Figure record listings
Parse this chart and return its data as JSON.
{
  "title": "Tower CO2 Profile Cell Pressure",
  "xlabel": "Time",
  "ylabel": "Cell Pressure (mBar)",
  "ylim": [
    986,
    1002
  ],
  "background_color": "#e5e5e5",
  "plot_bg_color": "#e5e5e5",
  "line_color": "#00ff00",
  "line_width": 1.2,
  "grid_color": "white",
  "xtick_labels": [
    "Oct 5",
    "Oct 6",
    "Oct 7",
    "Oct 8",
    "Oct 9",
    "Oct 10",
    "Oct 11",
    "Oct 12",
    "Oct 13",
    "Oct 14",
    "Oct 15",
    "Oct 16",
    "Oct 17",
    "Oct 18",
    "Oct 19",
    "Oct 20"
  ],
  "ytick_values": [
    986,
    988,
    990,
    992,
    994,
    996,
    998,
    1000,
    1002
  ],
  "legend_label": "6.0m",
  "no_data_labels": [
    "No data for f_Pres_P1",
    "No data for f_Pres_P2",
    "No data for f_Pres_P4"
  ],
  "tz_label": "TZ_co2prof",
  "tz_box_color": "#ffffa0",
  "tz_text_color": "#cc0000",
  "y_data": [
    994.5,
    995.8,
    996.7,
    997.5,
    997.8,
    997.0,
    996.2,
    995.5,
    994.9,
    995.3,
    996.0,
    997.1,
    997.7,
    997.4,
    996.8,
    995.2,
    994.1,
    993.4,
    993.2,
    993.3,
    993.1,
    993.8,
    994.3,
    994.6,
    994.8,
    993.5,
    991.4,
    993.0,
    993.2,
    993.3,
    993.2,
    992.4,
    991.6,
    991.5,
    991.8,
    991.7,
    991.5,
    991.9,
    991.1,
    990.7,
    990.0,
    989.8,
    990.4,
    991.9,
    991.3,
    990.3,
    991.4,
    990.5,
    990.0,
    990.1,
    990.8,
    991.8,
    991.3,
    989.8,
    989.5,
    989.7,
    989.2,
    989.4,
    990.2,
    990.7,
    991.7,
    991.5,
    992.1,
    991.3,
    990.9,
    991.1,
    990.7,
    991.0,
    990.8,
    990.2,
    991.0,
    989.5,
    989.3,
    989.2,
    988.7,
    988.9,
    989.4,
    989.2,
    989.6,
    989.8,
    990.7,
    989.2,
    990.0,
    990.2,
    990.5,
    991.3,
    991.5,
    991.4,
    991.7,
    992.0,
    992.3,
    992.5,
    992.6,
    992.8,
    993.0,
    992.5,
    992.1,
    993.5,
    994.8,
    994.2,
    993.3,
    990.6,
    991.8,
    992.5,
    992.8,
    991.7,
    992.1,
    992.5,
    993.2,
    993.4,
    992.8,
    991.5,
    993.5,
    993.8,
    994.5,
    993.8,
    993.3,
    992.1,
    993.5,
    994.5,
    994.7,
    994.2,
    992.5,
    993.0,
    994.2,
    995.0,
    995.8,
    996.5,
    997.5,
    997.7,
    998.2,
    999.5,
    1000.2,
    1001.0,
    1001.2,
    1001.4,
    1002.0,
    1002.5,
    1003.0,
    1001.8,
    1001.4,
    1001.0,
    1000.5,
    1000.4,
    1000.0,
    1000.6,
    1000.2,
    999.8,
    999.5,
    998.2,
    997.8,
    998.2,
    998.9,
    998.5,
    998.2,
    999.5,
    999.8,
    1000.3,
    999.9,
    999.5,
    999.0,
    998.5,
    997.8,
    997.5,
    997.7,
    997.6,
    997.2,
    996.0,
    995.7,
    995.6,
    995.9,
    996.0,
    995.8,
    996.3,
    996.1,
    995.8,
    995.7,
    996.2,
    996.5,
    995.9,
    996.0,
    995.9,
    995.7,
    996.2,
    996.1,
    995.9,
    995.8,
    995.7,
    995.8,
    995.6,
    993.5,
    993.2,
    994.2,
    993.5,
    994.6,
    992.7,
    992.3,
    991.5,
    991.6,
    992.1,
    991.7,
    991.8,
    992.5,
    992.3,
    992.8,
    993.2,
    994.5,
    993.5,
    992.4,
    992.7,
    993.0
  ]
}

(EXERCISE AIM):
Scan the listing above. Gather each line that contains the word "Pressure".

(THE RESPONSE):
  "title": "Tower CO2 Profile Cell Pressure",
  "ylabel": "Cell Pressure (mBar)",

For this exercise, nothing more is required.